- Do this
Provide the records once more, identical to the original.

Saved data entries

○ ○ ○

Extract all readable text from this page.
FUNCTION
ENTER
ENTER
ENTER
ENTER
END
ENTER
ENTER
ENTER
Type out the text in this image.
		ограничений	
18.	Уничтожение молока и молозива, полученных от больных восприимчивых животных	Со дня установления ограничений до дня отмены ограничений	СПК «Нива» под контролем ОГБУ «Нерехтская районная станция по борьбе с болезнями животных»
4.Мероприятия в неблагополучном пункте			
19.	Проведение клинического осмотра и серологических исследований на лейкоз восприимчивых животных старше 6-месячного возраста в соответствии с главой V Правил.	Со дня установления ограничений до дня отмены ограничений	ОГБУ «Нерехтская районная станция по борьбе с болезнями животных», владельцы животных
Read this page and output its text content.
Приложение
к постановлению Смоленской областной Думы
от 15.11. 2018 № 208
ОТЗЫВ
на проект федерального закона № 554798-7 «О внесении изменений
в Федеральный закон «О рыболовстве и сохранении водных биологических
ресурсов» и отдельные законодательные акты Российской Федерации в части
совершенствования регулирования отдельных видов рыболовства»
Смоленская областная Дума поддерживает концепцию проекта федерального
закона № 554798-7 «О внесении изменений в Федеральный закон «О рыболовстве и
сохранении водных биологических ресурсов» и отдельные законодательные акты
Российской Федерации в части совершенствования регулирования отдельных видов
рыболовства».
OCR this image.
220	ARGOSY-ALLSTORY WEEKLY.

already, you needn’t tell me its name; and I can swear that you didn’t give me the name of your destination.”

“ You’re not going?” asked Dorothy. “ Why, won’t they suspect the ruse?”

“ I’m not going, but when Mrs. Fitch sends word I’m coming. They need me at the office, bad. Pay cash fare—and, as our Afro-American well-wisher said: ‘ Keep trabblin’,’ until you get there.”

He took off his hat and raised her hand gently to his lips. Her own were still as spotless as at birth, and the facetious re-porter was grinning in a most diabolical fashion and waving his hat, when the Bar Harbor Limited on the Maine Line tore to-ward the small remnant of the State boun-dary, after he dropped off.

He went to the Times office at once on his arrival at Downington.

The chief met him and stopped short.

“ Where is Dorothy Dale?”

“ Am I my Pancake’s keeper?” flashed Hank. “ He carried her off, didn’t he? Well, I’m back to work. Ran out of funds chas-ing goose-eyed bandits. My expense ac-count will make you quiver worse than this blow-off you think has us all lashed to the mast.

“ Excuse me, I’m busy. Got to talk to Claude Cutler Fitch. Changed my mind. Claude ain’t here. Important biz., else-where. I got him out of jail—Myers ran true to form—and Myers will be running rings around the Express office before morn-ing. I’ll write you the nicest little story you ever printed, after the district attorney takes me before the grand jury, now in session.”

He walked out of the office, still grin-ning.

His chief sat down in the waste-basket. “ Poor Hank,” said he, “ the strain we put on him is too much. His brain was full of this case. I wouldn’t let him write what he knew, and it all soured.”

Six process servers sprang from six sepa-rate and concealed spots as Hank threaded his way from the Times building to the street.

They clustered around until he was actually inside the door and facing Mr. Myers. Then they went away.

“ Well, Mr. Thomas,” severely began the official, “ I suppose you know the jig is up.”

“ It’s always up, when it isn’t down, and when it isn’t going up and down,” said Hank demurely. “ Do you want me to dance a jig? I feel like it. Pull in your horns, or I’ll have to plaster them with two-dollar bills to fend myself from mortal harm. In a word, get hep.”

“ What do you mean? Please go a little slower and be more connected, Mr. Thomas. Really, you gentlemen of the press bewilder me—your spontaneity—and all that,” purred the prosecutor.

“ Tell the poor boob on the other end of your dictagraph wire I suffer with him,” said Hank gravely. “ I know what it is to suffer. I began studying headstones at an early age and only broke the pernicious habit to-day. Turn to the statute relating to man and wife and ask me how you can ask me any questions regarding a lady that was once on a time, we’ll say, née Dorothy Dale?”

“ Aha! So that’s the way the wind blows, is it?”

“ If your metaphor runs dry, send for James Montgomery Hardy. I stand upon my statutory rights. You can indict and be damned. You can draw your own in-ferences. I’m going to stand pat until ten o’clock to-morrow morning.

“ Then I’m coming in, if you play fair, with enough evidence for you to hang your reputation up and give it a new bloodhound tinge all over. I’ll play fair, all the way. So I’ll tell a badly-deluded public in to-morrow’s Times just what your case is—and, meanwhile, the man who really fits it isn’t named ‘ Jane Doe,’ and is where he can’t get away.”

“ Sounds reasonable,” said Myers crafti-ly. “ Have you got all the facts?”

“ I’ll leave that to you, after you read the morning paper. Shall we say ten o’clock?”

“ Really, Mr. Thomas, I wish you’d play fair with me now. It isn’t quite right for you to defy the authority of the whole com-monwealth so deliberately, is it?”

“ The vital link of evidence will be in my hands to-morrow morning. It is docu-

○ ○ ○

- Final answer
Extract all readable text from this page.
FUNCTION
ENTER
ENTER
ENTER
ENTER
END
ENTER
ENTER
ENTER
Type out the text in this image.
		ограничений	
18.	Уничтожение молока и молозива, полученных от больных восприимчивых животных	Со дня установления ограничений до дня отмены ограничений	СПК «Нива» под контролем ОГБУ «Нерехтская районная станция по борьбе с болезнями животных»
4.Мероприятия в неблагополучном пункте			
19.	Проведение клинического осмотра и серологических исследований на лейкоз восприимчивых животных старше 6-месячного возраста в соответствии с главой V Правил.	Со дня установления ограничений до дня отмены ограничений	ОГБУ «Нерехтская районная станция по борьбе с болезнями животных», владельцы животных
Read this page and output its text content.
Приложение
к постановлению Смоленской областной Думы
от 15.11. 2018 № 208
ОТЗЫВ
на проект федерального закона № 554798-7 «О внесении изменений
в Федеральный закон «О рыболовстве и сохранении водных биологических
ресурсов» и отдельные законодательные акты Российской Федерации в части
совершенствования регулирования отдельных видов рыболовства»
Смоленская областная Дума поддерживает концепцию проекта федерального
закона № 554798-7 «О внесении изменений в Федеральный закон «О рыболовстве и
сохранении водных биологических ресурсов» и отдельные законодательные акты
Российской Федерации в части совершенствования регулирования отдельных видов
рыболовства».
OCR this image.
220	ARGOSY-ALLSTORY WEEKLY.

already, you needn’t tell me its name; and I can swear that you didn’t give me the name of your destination.”

“ You’re not going?” asked Dorothy. “ Why, won’t they suspect the ruse?”

“ I’m not going, but when Mrs. Fitch sends word I’m coming. They need me at the office, bad. Pay cash fare—and, as our Afro-American well-wisher said: ‘ Keep trabblin’,’ until you get there.”

He took off his hat and raised her hand gently to his lips. Her own were still as spotless as at birth, and the facetious re-porter was grinning in a most diabolical fashion and waving his hat, when the Bar Harbor Limited on the Maine Line tore to-ward the small remnant of the State boun-dary, after he dropped off.

He went to the Times office at once on his arrival at Downington.

The chief met him and stopped short.

“ Where is Dorothy Dale?”

“ Am I my Pancake’s keeper?” flashed Hank. “ He carried her off, didn’t he? Well, I’m back to work. Ran out of funds chas-ing goose-eyed bandits. My expense ac-count will make you quiver worse than this blow-off you think has us all lashed to the mast.

“ Excuse me, I’m busy. Got to talk to Claude Cutler Fitch. Changed my mind. Claude ain’t here. Important biz., else-where. I got him out of jail—Myers ran true to form—and Myers will be running rings around the Express office before morn-ing. I’ll write you the nicest little story you ever printed, after the district attorney takes me before the grand jury, now in session.”

He walked out of the office, still grin-ning.

His chief sat down in the waste-basket. “ Poor Hank,” said he, “ the strain we put on him is too much. His brain was full of this case. I wouldn’t let him write what he knew, and it all soured.”

Six process servers sprang from six sepa-rate and concealed spots as Hank threaded his way from the Times building to the street.

They clustered around until he was actually inside the door and facing Mr. Myers. Then they went away.

“ Well, Mr. Thomas,” severely began the official, “ I suppose you know the jig is up.”

“ It’s always up, when it isn’t down, and when it isn’t going up and down,” said Hank demurely. “ Do you want me to dance a jig? I feel like it. Pull in your horns, or I’ll have to plaster them with two-dollar bills to fend myself from mortal harm. In a word, get hep.”

“ What do you mean? Please go a little slower and be more connected, Mr. Thomas. Really, you gentlemen of the press bewilder me—your spontaneity—and all that,” purred the prosecutor.

“ Tell the poor boob on the other end of your dictagraph wire I suffer with him,” said Hank gravely. “ I know what it is to suffer. I began studying headstones at an early age and only broke the pernicious habit to-day. Turn to the statute relating to man and wife and ask me how you can ask me any questions regarding a lady that was once on a time, we’ll say, née Dorothy Dale?”

“ Aha! So that’s the way the wind blows, is it?”

“ If your metaphor runs dry, send for James Montgomery Hardy. I stand upon my statutory rights. You can indict and be damned. You can draw your own in-ferences. I’m going to stand pat until ten o’clock to-morrow morning.

“ Then I’m coming in, if you play fair, with enough evidence for you to hang your reputation up and give it a new bloodhound tinge all over. I’ll play fair, all the way. So I’ll tell a badly-deluded public in to-morrow’s Times just what your case is—and, meanwhile, the man who really fits it isn’t named ‘ Jane Doe,’ and is where he can’t get away.”

“ Sounds reasonable,” said Myers crafti-ly. “ Have you got all the facts?”

“ I’ll leave that to you, after you read the morning paper. Shall we say ten o’clock?”

“ Really, Mr. Thomas, I wish you’d play fair with me now. It isn’t quite right for you to defy the authority of the whole com-monwealth so deliberately, is it?”

“ The vital link of evidence will be in my hands to-morrow morning. It is docu-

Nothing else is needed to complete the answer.